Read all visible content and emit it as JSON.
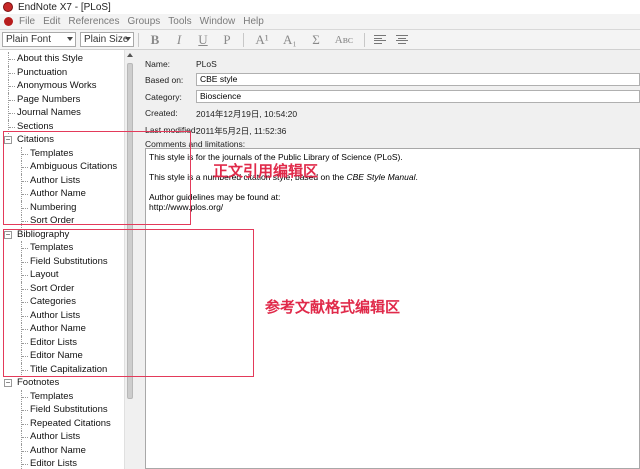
{
  "window": {
    "title": "EndNote X7 - [PLoS]"
  },
  "menubar": [
    "File",
    "Edit",
    "References",
    "Groups",
    "Tools",
    "Window",
    "Help"
  ],
  "toolbar": {
    "font_select": "Plain Font",
    "size_select": "Plain Size",
    "bold": "B",
    "italic": "I",
    "underline": "U",
    "plain": "P",
    "superscript": "A¹",
    "subscript": "A₁",
    "symbol": "Σ",
    "case": "Aʙᴄ"
  },
  "tree": {
    "top_items": [
      "About this Style",
      "Punctuation",
      "Anonymous Works",
      "Page Numbers",
      "Journal Names",
      "Sections"
    ],
    "citations": {
      "label": "Citations",
      "children": [
        "Templates",
        "Ambiguous Citations",
        "Author Lists",
        "Author Name",
        "Numbering",
        "Sort Order"
      ]
    },
    "bibliography": {
      "label": "Bibliography",
      "children": [
        "Templates",
        "Field Substitutions",
        "Layout",
        "Sort Order",
        "Categories",
        "Author Lists",
        "Author Name",
        "Editor Lists",
        "Editor Name",
        "Title Capitalization"
      ]
    },
    "footnotes": {
      "label": "Footnotes",
      "children": [
        "Templates",
        "Field Substitutions",
        "Repeated Citations",
        "Author Lists",
        "Author Name",
        "Editor Lists"
      ]
    }
  },
  "details": {
    "name_label": "Name:",
    "name_value": "PLoS",
    "based_on_label": "Based on:",
    "based_on_value": "CBE style",
    "category_label": "Category:",
    "category_value": "Bioscience",
    "created_label": "Created:",
    "created_value": "2014年12月19日, 10:54:20",
    "modified_label": "Last modified:",
    "modified_value": "2011年5月2日, 11:52:36",
    "comments_label": "Comments and limitations:",
    "comments": {
      "line1": "This style is for the journals of the Public Library of Science (PLoS).",
      "line2_pre": "This style is a numbered citation style, based on the ",
      "line2_em": "CBE Style Manual",
      "line2_post": ".",
      "line3": "Author guidelines may be found at:",
      "line4": "http://www.plos.org/"
    }
  },
  "annotations": {
    "citation_label": "正文引用编辑区",
    "bibliography_label": "参考文献格式编辑区",
    "color": "#e02a4a"
  },
  "colors": {
    "accent": "#e33a5a"
  }
}
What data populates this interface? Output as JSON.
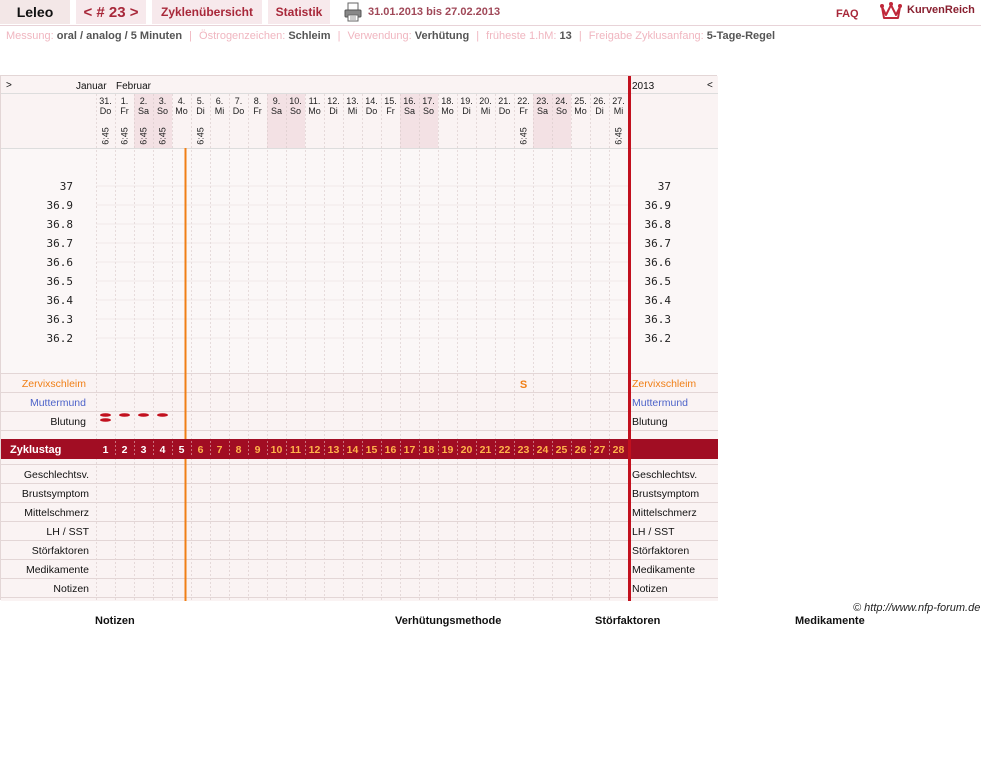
{
  "topbar": {
    "user": "Leleo",
    "cycle_nav": "< # 23 >",
    "overview_tab": "Zyklenübersicht",
    "stats_tab": "Statistik",
    "print_icon": "printer-icon",
    "date_range": "31.01.2013 bis 27.02.2013",
    "faq": "FAQ",
    "logo_icon": "kurvenreich-crown-icon",
    "brand": "KurvenReich"
  },
  "info": [
    {
      "label": "Messung:",
      "value": "oral / analog / 5 Minuten"
    },
    {
      "label": "Östrogenzeichen:",
      "value": "Schleim"
    },
    {
      "label": "Verwendung:",
      "value": "Verhütung"
    },
    {
      "label": "früheste 1.hM:",
      "value": "13"
    },
    {
      "label": "Freigabe Zyklusanfang:",
      "value": "5-Tage-Regel"
    }
  ],
  "chart": {
    "nav_prev": ">",
    "nav_next": "<",
    "year": "2013",
    "months": [
      "Januar",
      "Februar"
    ],
    "days": [
      {
        "date": "31.",
        "wd": "Do",
        "time": "6:45"
      },
      {
        "date": "1.",
        "wd": "Fr",
        "time": "6:45"
      },
      {
        "date": "2.",
        "wd": "Sa",
        "time": "6:45"
      },
      {
        "date": "3.",
        "wd": "So",
        "time": "6:45"
      },
      {
        "date": "4.",
        "wd": "Mo",
        "time": ""
      },
      {
        "date": "5.",
        "wd": "Di",
        "time": "6:45"
      },
      {
        "date": "6.",
        "wd": "Mi",
        "time": ""
      },
      {
        "date": "7.",
        "wd": "Do",
        "time": ""
      },
      {
        "date": "8.",
        "wd": "Fr",
        "time": ""
      },
      {
        "date": "9.",
        "wd": "Sa",
        "time": ""
      },
      {
        "date": "10.",
        "wd": "So",
        "time": ""
      },
      {
        "date": "11.",
        "wd": "Mo",
        "time": ""
      },
      {
        "date": "12.",
        "wd": "Di",
        "time": ""
      },
      {
        "date": "13.",
        "wd": "Mi",
        "time": ""
      },
      {
        "date": "14.",
        "wd": "Do",
        "time": ""
      },
      {
        "date": "15.",
        "wd": "Fr",
        "time": ""
      },
      {
        "date": "16.",
        "wd": "Sa",
        "time": ""
      },
      {
        "date": "17.",
        "wd": "So",
        "time": ""
      },
      {
        "date": "18.",
        "wd": "Mo",
        "time": ""
      },
      {
        "date": "19.",
        "wd": "Di",
        "time": ""
      },
      {
        "date": "20.",
        "wd": "Mi",
        "time": ""
      },
      {
        "date": "21.",
        "wd": "Do",
        "time": ""
      },
      {
        "date": "22.",
        "wd": "Fr",
        "time": "6:45"
      },
      {
        "date": "23.",
        "wd": "Sa",
        "time": ""
      },
      {
        "date": "24.",
        "wd": "So",
        "time": ""
      },
      {
        "date": "25.",
        "wd": "Mo",
        "time": ""
      },
      {
        "date": "26.",
        "wd": "Di",
        "time": ""
      },
      {
        "date": "27.",
        "wd": "Mi",
        "time": "6:45"
      }
    ],
    "temperature_axis": [
      "37",
      "36.9",
      "36.8",
      "36.7",
      "36.6",
      "36.5",
      "36.4",
      "36.3",
      "36.2"
    ],
    "cervix_mucus": {
      "label": "Zervixschleim",
      "entries": [
        {
          "day": 23,
          "symbol": "S"
        }
      ]
    },
    "cervix_os": {
      "label": "Muttermund"
    },
    "bleeding": {
      "label": "Blutung",
      "days": [
        1,
        2,
        3,
        4
      ],
      "strong_days": [
        1
      ]
    },
    "cycle_day": {
      "label": "Zyklustag",
      "count": 28,
      "bleeding_until": 5
    },
    "cycle_day_numbers": [
      "1",
      "2",
      "3",
      "4",
      "5",
      "6",
      "7",
      "8",
      "9",
      "10",
      "11",
      "12",
      "13",
      "14",
      "15",
      "16",
      "17",
      "18",
      "19",
      "20",
      "21",
      "22",
      "23",
      "24",
      "25",
      "26",
      "27",
      "28"
    ],
    "rows": [
      "Geschlechtsv.",
      "Brustsymptom",
      "Mittelschmerz",
      "LH / SST",
      "Störfaktoren",
      "Medikamente",
      "Notizen"
    ],
    "marker_day": 5
  },
  "colors": {
    "accent": "#a8283a",
    "orange": "#f07f16",
    "blue": "#4d63c9",
    "zyklus_bg": "#a10d23"
  },
  "footer": {
    "credit": "© http://www.nfp-forum.de",
    "col1": "Notizen",
    "col2": "Verhütungsmethode",
    "col3": "Störfaktoren",
    "col4": "Medikamente"
  }
}
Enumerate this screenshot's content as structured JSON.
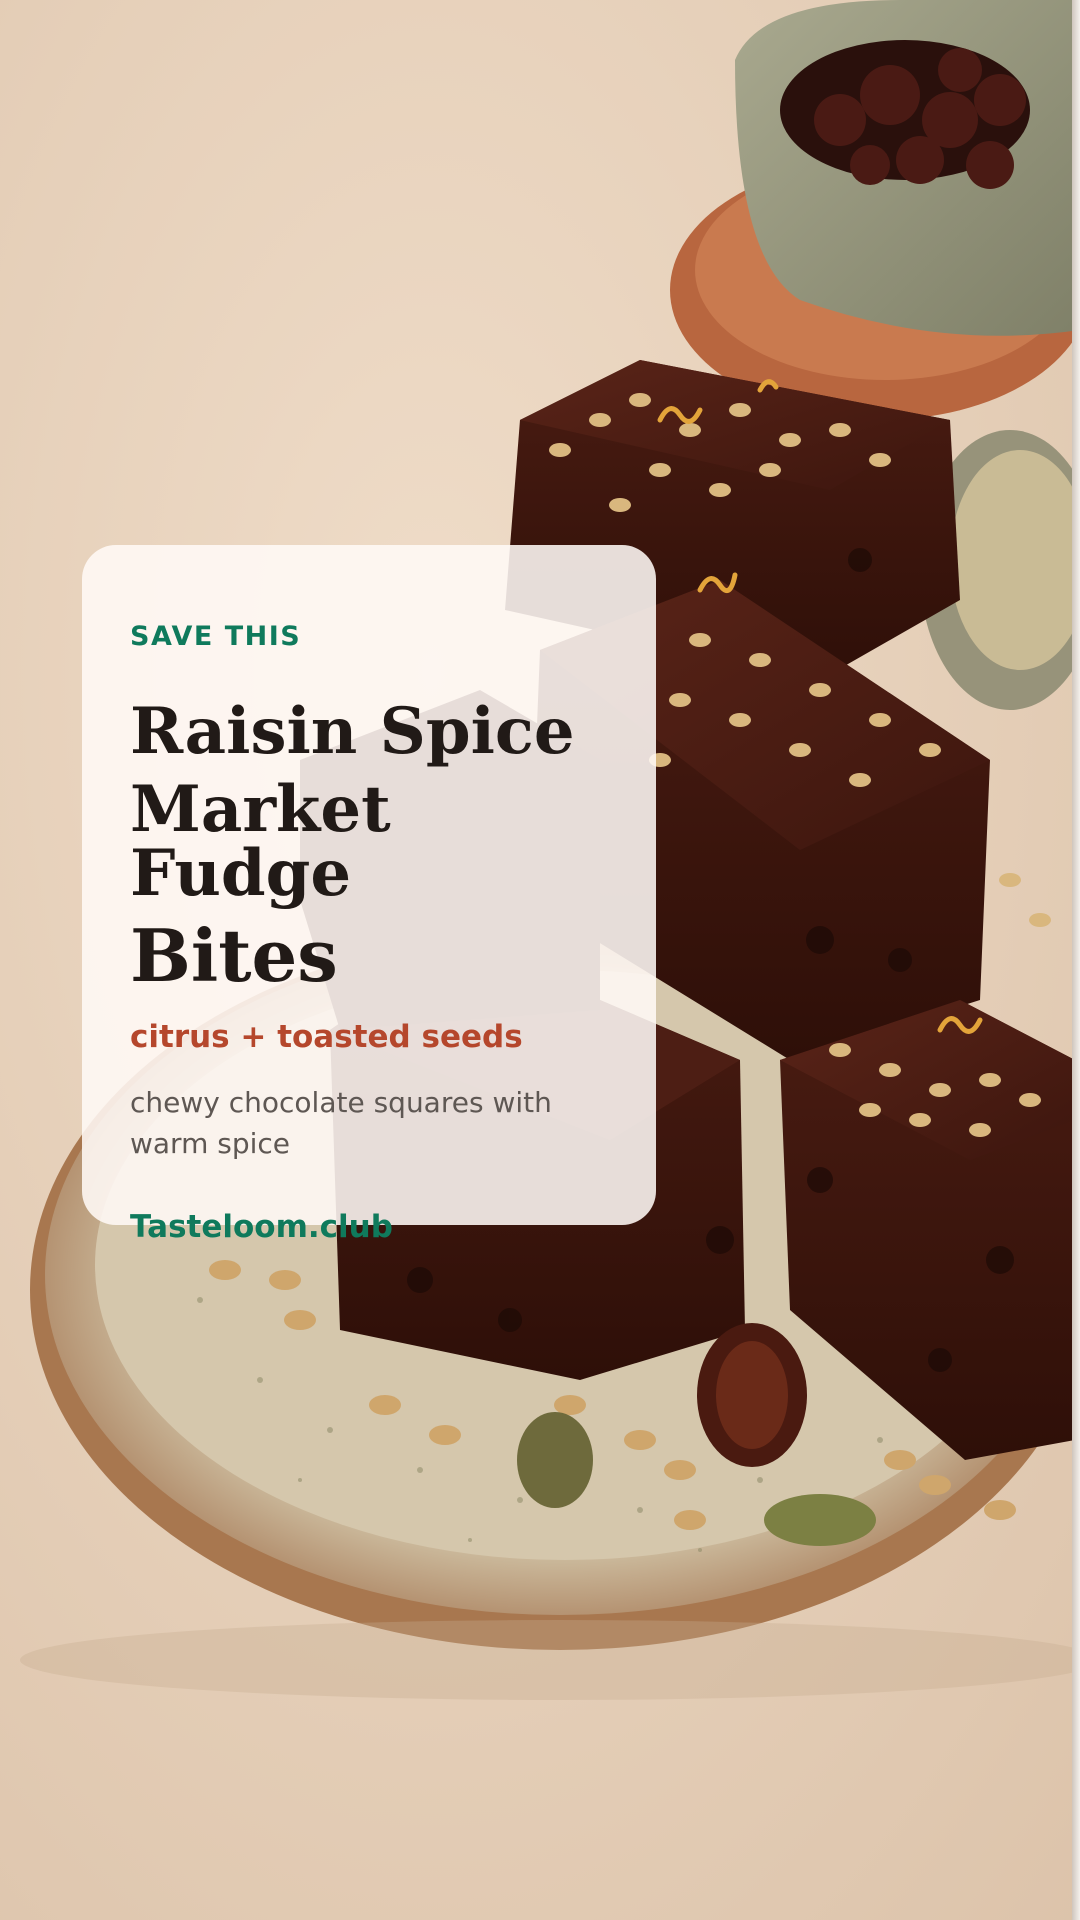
{
  "pin": {
    "eyebrow": "SAVE THIS",
    "title_lines": [
      "Raisin Spice",
      "Market Fudge",
      "Bites"
    ],
    "tagline": "citrus + toasted seeds",
    "description": "chewy chocolate squares with warm spice",
    "site": "Tasteloom.club"
  },
  "colors": {
    "accent_green": "#0f7a5c",
    "accent_rust": "#b5472c",
    "background": "#e7d3bf"
  },
  "photo": {
    "subject": "chocolate-fudge-squares-on-speckled-plate-icon"
  }
}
************
■ Written instruction
Omit the images and transcribe all of the records above word for word.

■ Output of the task
Read all visible content and emit it as JSON.
{
  "window": {
    "title": "EndNote X7 - [PLoS]"
  },
  "menubar": [
    "File",
    "Edit",
    "References",
    "Groups",
    "Tools",
    "Window",
    "Help"
  ],
  "toolbar": {
    "font_select": "Plain Font",
    "size_select": "Plain Size",
    "bold": "B",
    "italic": "I",
    "underline": "U",
    "plain": "P",
    "superscript": "A¹",
    "subscript": "A₁",
    "symbol": "Σ",
    "case": "Aʙᴄ"
  },
  "tree": {
    "top_items": [
      "About this Style",
      "Punctuation",
      "Anonymous Works",
      "Page Numbers",
      "Journal Names",
      "Sections"
    ],
    "citations": {
      "label": "Citations",
      "children": [
        "Templates",
        "Ambiguous Citations",
        "Author Lists",
        "Author Name",
        "Numbering",
        "Sort Order"
      ]
    },
    "bibliography": {
      "label": "Bibliography",
      "children": [
        "Templates",
        "Field Substitutions",
        "Layout",
        "Sort Order",
        "Categories",
        "Author Lists",
        "Author Name",
        "Editor Lists",
        "Editor Name",
        "Title Capitalization"
      ]
    },
    "footnotes": {
      "label": "Footnotes",
      "children": [
        "Templates",
        "Field Substitutions",
        "Repeated Citations",
        "Author Lists",
        "Author Name",
        "Editor Lists"
      ]
    }
  },
  "details": {
    "name_label": "Name:",
    "name_value": "PLoS",
    "based_on_label": "Based on:",
    "based_on_value": "CBE style",
    "category_label": "Category:",
    "category_value": "Bioscience",
    "created_label": "Created:",
    "created_value": "2014年12月19日, 10:54:20",
    "modified_label": "Last modified:",
    "modified_value": "2011年5月2日, 11:52:36",
    "comments_label": "Comments and limitations:",
    "comments": {
      "line1": "This style is for the journals of the Public Library of Science (PLoS).",
      "line2_pre": "This style is a numbered citation style, based on the ",
      "line2_em": "CBE Style Manual",
      "line2_post": ".",
      "line3": "Author guidelines may be found at:",
      "line4": "http://www.plos.org/"
    }
  },
  "annotations": {
    "citation_label": "正文引用编辑区",
    "bibliography_label": "参考文献格式编辑区",
    "color": "#e02a4a"
  },
  "colors": {
    "accent": "#e33a5a"
  }
}
What data populates this interface? Output as JSON.
{
  "topbar": {
    "user": "Leleo",
    "cycle_nav": "< # 23 >",
    "overview_tab": "Zyklenübersicht",
    "stats_tab": "Statistik",
    "print_icon": "printer-icon",
    "date_range": "31.01.2013 bis 27.02.2013",
    "faq": "FAQ",
    "logo_icon": "kurvenreich-crown-icon",
    "brand": "KurvenReich"
  },
  "info": [
    {
      "label": "Messung:",
      "value": "oral / analog / 5 Minuten"
    },
    {
      "label": "Östrogenzeichen:",
      "value": "Schleim"
    },
    {
      "label": "Verwendung:",
      "value": "Verhütung"
    },
    {
      "label": "früheste 1.hM:",
      "value": "13"
    },
    {
      "label": "Freigabe Zyklusanfang:",
      "value": "5-Tage-Regel"
    }
  ],
  "chart": {
    "nav_prev": ">",
    "nav_next": "<",
    "year": "2013",
    "months": [
      "Januar",
      "Februar"
    ],
    "days": [
      {
        "date": "31.",
        "wd": "Do",
        "time": "6:45"
      },
      {
        "date": "1.",
        "wd": "Fr",
        "time": "6:45"
      },
      {
        "date": "2.",
        "wd": "Sa",
        "time": "6:45"
      },
      {
        "date": "3.",
        "wd": "So",
        "time": "6:45"
      },
      {
        "date": "4.",
        "wd": "Mo",
        "time": ""
      },
      {
        "date": "5.",
        "wd": "Di",
        "time": "6:45"
      },
      {
        "date": "6.",
        "wd": "Mi",
        "time": ""
      },
      {
        "date": "7.",
        "wd": "Do",
        "time": ""
      },
      {
        "date": "8.",
        "wd": "Fr",
        "time": ""
      },
      {
        "date": "9.",
        "wd": "Sa",
        "time": ""
      },
      {
        "date": "10.",
        "wd": "So",
        "time": ""
      },
      {
        "date": "11.",
        "wd": "Mo",
        "time": ""
      },
      {
        "date": "12.",
        "wd": "Di",
        "time": ""
      },
      {
        "date": "13.",
        "wd": "Mi",
        "time": ""
      },
      {
        "date": "14.",
        "wd": "Do",
        "time": ""
      },
      {
        "date": "15.",
        "wd": "Fr",
        "time": ""
      },
      {
        "date": "16.",
        "wd": "Sa",
        "time": ""
      },
      {
        "date": "17.",
        "wd": "So",
        "time": ""
      },
      {
        "date": "18.",
        "wd": "Mo",
        "time": ""
      },
      {
        "date": "19.",
        "wd": "Di",
        "time": ""
      },
      {
        "date": "20.",
        "wd": "Mi",
        "time": ""
      },
      {
        "date": "21.",
        "wd": "Do",
        "time": ""
      },
      {
        "date": "22.",
        "wd": "Fr",
        "time": "6:45"
      },
      {
        "date": "23.",
        "wd": "Sa",
        "time": ""
      },
      {
        "date": "24.",
        "wd": "So",
        "time": ""
      },
      {
        "date": "25.",
        "wd": "Mo",
        "time": ""
      },
      {
        "date": "26.",
        "wd": "Di",
        "time": ""
      },
      {
        "date": "27.",
        "wd": "Mi",
        "time": "6:45"
      }
    ],
    "temperature_axis": [
      "37",
      "36.9",
      "36.8",
      "36.7",
      "36.6",
      "36.5",
      "36.4",
      "36.3",
      "36.2"
    ],
    "cervix_mucus": {
      "label": "Zervixschleim",
      "entries": [
        {
          "day": 23,
          "symbol": "S"
        }
      ]
    },
    "cervix_os": {
      "label": "Muttermund"
    },
    "bleeding": {
      "label": "Blutung",
      "days": [
        1,
        2,
        3,
        4
      ],
      "strong_days": [
        1
      ]
    },
    "cycle_day": {
      "label": "Zyklustag",
      "count": 28,
      "bleeding_until": 5
    },
    "cycle_day_numbers": [
      "1",
      "2",
      "3",
      "4",
      "5",
      "6",
      "7",
      "8",
      "9",
      "10",
      "11",
      "12",
      "13",
      "14",
      "15",
      "16",
      "17",
      "18",
      "19",
      "20",
      "21",
      "22",
      "23",
      "24",
      "25",
      "26",
      "27",
      "28"
    ],
    "rows": [
      "Geschlechtsv.",
      "Brustsymptom",
      "Mittelschmerz",
      "LH / SST",
      "Störfaktoren",
      "Medikamente",
      "Notizen"
    ],
    "marker_day": 5
  },
  "colors": {
    "accent": "#a8283a",
    "orange": "#f07f16",
    "blue": "#4d63c9",
    "zyklus_bg": "#a10d23"
  },
  "footer": {
    "credit": "© http://www.nfp-forum.de",
    "col1": "Notizen",
    "col2": "Verhütungsmethode",
    "col3": "Störfaktoren",
    "col4": "Medikamente"
  }
}
Enumerate this screenshot's content as structured JSON.
{
  "pin": {
    "eyebrow": "SAVE THIS",
    "title_lines": [
      "Raisin Spice",
      "Market Fudge",
      "Bites"
    ],
    "tagline": "citrus + toasted seeds",
    "description": "chewy chocolate squares with warm spice",
    "site": "Tasteloom.club"
  },
  "colors": {
    "accent_green": "#0f7a5c",
    "accent_rust": "#b5472c",
    "background": "#e7d3bf"
  },
  "photo": {
    "subject": "chocolate-fudge-squares-on-speckled-plate-icon"
  }
}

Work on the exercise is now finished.